# Objective
Records follow. Copy every line with "icon".

[Data records]
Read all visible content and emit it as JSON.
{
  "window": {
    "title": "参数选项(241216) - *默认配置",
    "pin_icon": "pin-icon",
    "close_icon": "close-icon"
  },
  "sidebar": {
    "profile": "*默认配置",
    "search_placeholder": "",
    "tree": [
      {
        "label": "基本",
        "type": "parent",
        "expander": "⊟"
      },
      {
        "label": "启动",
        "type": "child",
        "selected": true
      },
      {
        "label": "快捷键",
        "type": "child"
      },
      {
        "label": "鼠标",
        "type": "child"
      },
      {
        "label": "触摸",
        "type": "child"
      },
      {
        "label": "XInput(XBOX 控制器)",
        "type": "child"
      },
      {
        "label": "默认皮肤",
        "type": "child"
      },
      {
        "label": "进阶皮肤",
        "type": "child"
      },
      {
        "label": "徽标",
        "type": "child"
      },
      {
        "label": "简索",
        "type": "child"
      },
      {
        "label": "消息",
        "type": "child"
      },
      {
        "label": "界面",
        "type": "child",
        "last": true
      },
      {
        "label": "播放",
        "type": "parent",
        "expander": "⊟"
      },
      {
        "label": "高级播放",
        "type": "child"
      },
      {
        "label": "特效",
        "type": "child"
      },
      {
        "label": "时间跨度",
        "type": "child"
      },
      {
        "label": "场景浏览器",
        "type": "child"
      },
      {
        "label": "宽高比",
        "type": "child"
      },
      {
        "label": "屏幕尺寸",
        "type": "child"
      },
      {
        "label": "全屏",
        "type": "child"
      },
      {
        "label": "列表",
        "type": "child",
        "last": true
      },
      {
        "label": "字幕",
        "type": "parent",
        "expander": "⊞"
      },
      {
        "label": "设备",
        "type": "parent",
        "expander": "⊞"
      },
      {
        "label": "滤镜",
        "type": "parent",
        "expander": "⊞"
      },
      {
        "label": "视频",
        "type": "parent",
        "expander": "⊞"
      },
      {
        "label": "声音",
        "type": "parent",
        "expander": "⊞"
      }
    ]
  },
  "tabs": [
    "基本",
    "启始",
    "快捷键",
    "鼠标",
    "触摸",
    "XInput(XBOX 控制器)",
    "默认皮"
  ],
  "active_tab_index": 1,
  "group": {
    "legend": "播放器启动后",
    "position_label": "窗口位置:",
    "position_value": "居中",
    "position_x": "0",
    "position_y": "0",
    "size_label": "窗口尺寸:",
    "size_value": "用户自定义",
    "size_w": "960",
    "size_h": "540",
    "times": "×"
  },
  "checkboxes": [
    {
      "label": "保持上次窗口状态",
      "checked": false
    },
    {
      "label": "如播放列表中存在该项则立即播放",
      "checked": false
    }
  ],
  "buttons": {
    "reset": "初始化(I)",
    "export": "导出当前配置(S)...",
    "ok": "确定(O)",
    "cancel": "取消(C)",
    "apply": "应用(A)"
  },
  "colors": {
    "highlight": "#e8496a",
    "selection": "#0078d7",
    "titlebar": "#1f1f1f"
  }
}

# Result below
    "pin_icon": "pin-icon",
    "close_icon": "close-icon"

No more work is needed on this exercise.